-- Problem description --
Look through the listing below and report how many lines contain "Объектов", as a bare number.

-- Task input --

start

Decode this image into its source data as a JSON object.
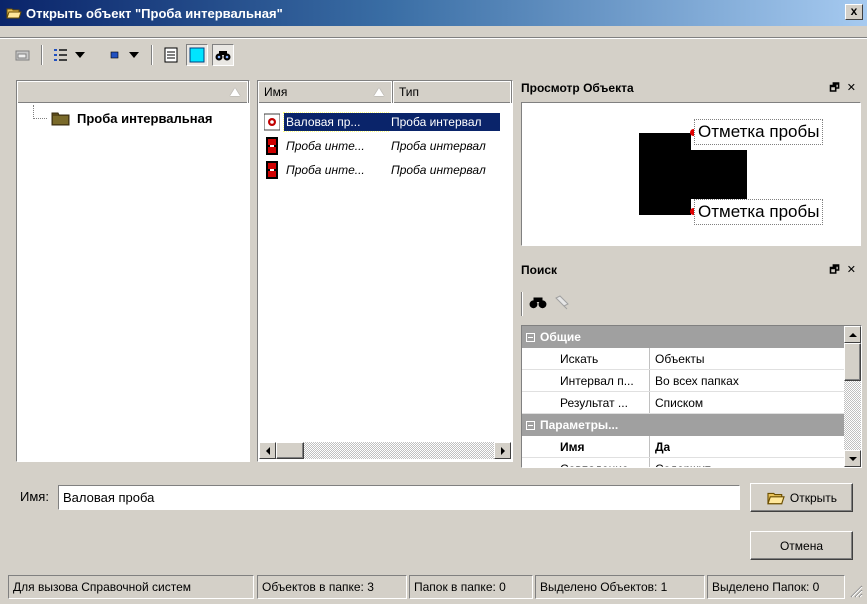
{
  "window": {
    "title": "Открыть объект \"Проба интервальная\"",
    "close_label": "x"
  },
  "toolbar": {
    "buttons": [
      "up-folder-icon",
      "view-list-icon",
      "view-small-icon",
      "details-icon",
      "preview-icon",
      "search-icon"
    ]
  },
  "tree": {
    "root_label": "Проба интервальная"
  },
  "list": {
    "columns": [
      "Имя",
      "Тип"
    ],
    "rows": [
      {
        "name": "Валовая пр...",
        "type": "Проба интервал",
        "selected": true,
        "italic": false
      },
      {
        "name": "Проба инте...",
        "type": "Проба интервал",
        "selected": false,
        "italic": true
      },
      {
        "name": "Проба инте...",
        "type": "Проба интервал",
        "selected": false,
        "italic": true
      }
    ]
  },
  "preview": {
    "title": "Просмотр Объекта",
    "pin_label": "🗗 ✕",
    "marks": [
      "Отметка пробы",
      "Отметка пробы"
    ]
  },
  "search": {
    "title": "Поиск",
    "pin_label": "🗗 ✕",
    "groups": [
      {
        "label": "Общие",
        "rows": [
          {
            "key": "Искать",
            "value": "Объекты"
          },
          {
            "key": "Интервал п...",
            "value": "Во всех папках"
          },
          {
            "key": "Результат ...",
            "value": "Списком"
          }
        ]
      },
      {
        "label": "Параметры...",
        "rows": [
          {
            "key": "Имя",
            "value": "Да",
            "bold": true
          },
          {
            "key": "Совпадение",
            "value": "Содержит"
          }
        ]
      }
    ]
  },
  "name_field": {
    "label": "Имя:",
    "value": "Валовая проба"
  },
  "buttons": {
    "open": "Открыть",
    "cancel": "Отмена"
  },
  "status": {
    "help": "Для вызова Справочной систем",
    "objects_in_folder": "Объектов в папке: 3",
    "folders_in_folder": "Папок в папке: 0",
    "selected_objects": "Выделено Объектов: 1",
    "selected_folders": "Выделено Папок: 0"
  },
  "colors": {
    "selection": "#0a246a",
    "window_bg": "#d4d0c8",
    "group_header": "#a0a0a0"
  }
}
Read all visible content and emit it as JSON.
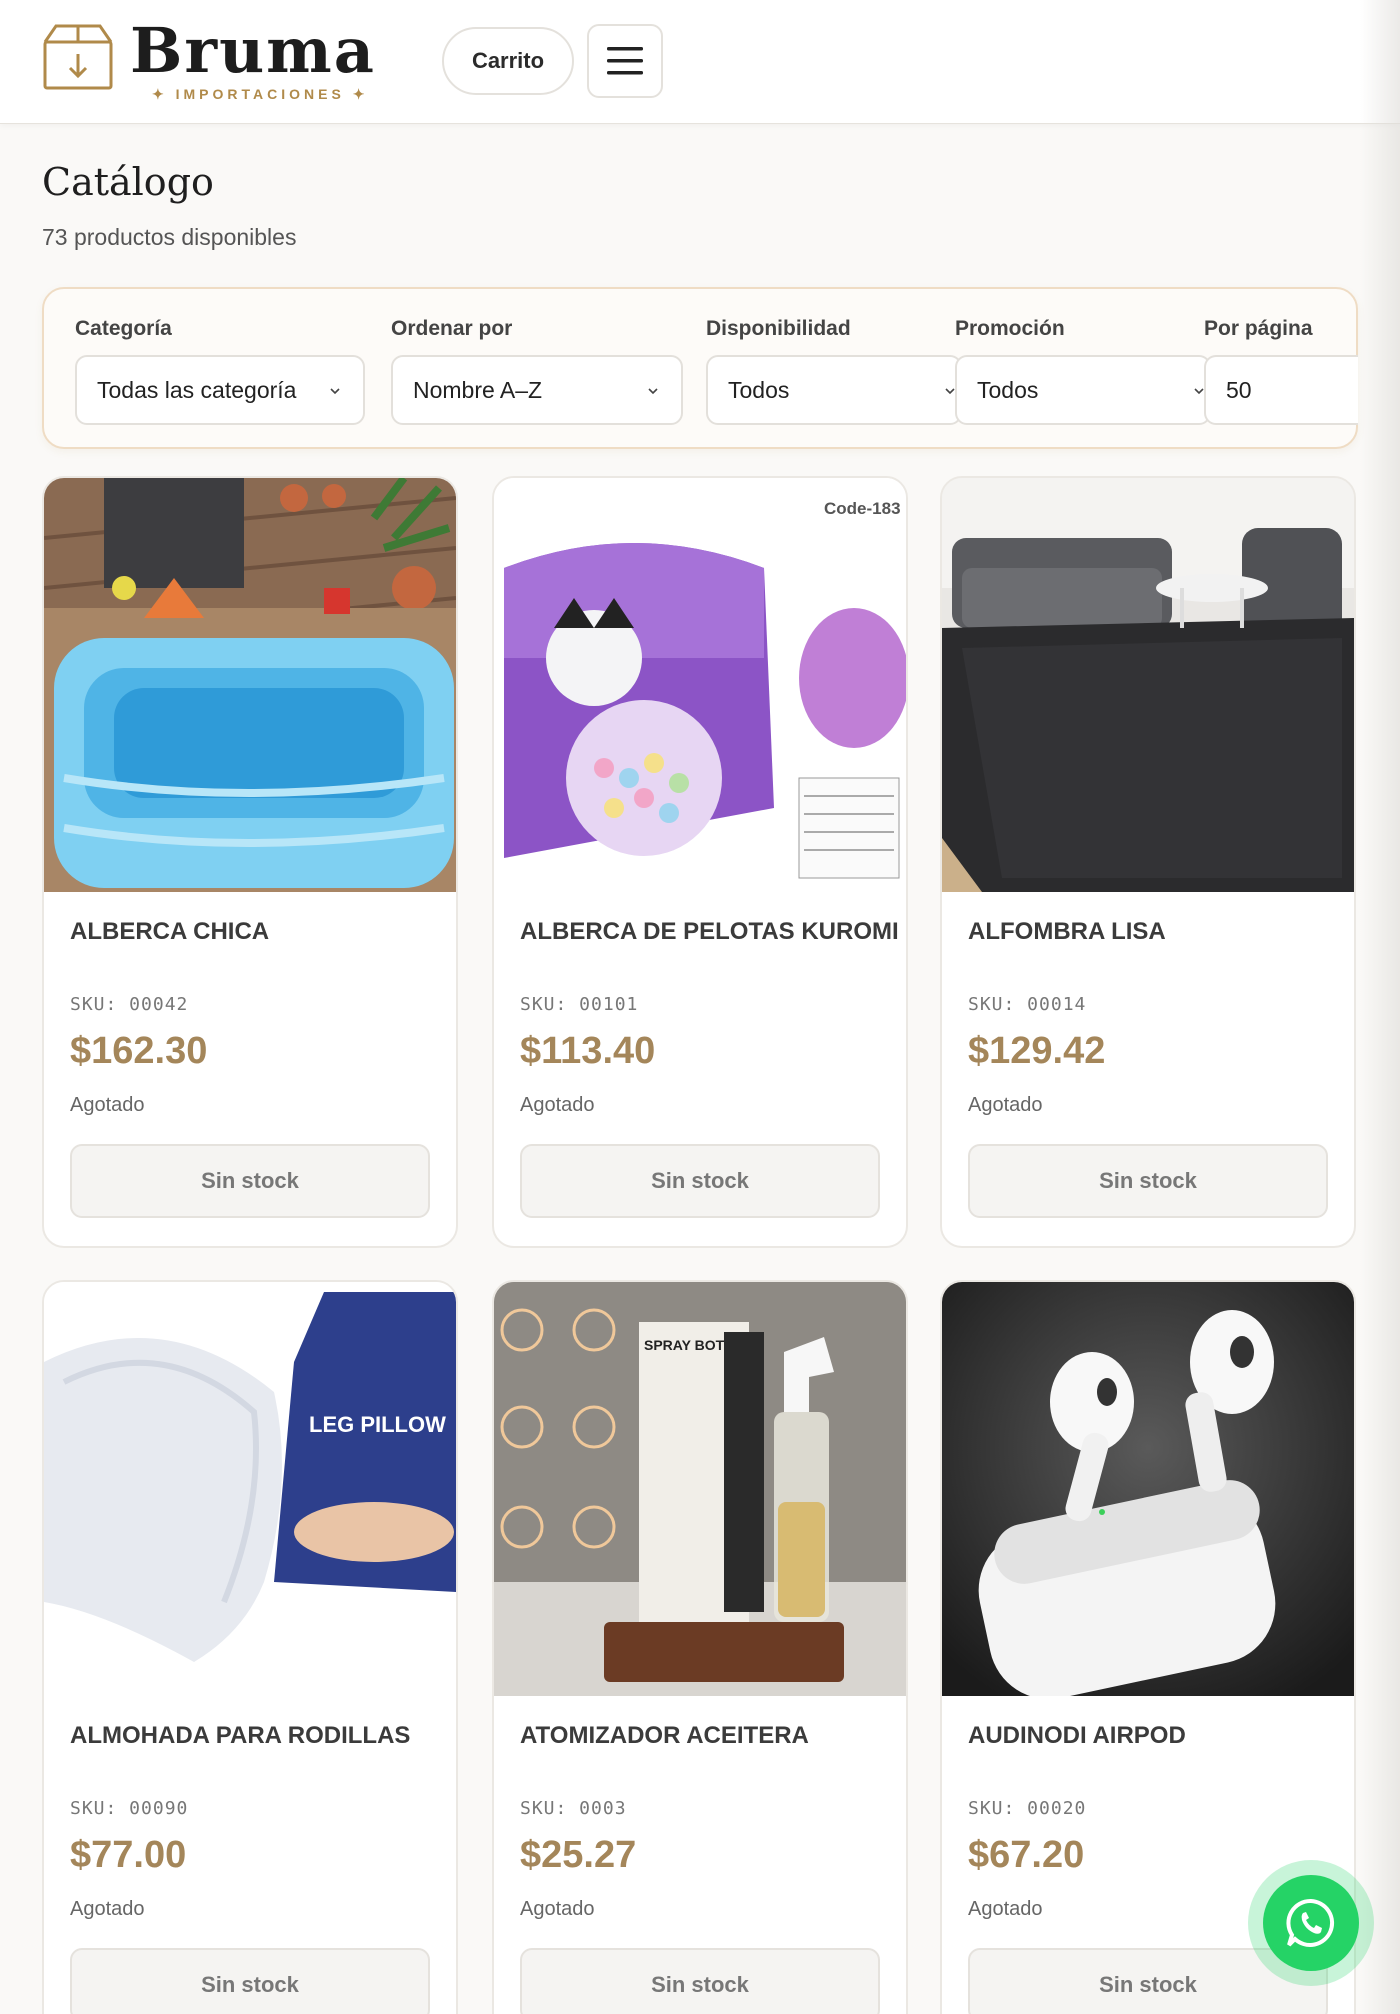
{
  "header": {
    "brand": "Bruma",
    "brand_sub": "✦ IMPORTACIONES ✦",
    "cart_label": "Carrito"
  },
  "page": {
    "title": "Catálogo",
    "subtitle": "73 productos disponibles"
  },
  "filters": {
    "category": {
      "label": "Categoría",
      "value": "Todas las categoría"
    },
    "sort": {
      "label": "Ordenar por",
      "value": "Nombre A–Z"
    },
    "availability": {
      "label": "Disponibilidad",
      "value": "Todos"
    },
    "promotion": {
      "label": "Promoción",
      "value": "Todos"
    },
    "per_page": {
      "label": "Por página",
      "value": "50"
    }
  },
  "products": [
    {
      "name": "ALBERCA CHICA",
      "sku": "SKU: 00042",
      "price": "$162.30",
      "status": "Agotado",
      "button": "Sin stock",
      "image": "inflatable-pool"
    },
    {
      "name": "ALBERCA DE PELOTAS KUROMI",
      "sku": "SKU: 00101",
      "price": "$113.40",
      "status": "Agotado",
      "button": "Sin stock",
      "image": "ball-pit-tent",
      "image_code": "Code-183"
    },
    {
      "name": "ALFOMBRA LISA",
      "sku": "SKU: 00014",
      "price": "$129.42",
      "status": "Agotado",
      "button": "Sin stock",
      "image": "living-room-rug"
    },
    {
      "name": "ALMOHADA PARA RODILLAS",
      "sku": "SKU: 00090",
      "price": "$77.00",
      "status": "Agotado",
      "button": "Sin stock",
      "image": "knee-pillow",
      "image_text": "LEG PILLOW"
    },
    {
      "name": "ATOMIZADOR ACEITERA",
      "sku": "SKU: 0003",
      "price": "$25.27",
      "status": "Agotado",
      "button": "Sin stock",
      "image": "oil-spray-bottle",
      "image_text": "SPRAY BOTTLE"
    },
    {
      "name": "AUDINODI AIRPOD",
      "sku": "SKU: 00020",
      "price": "$67.20",
      "status": "Agotado",
      "button": "Sin stock",
      "image": "earbuds"
    }
  ],
  "colors": {
    "accent": "#a4865a",
    "brand_gold": "#b08a4a",
    "whatsapp": "#25d366"
  }
}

end

-- Correct output --
2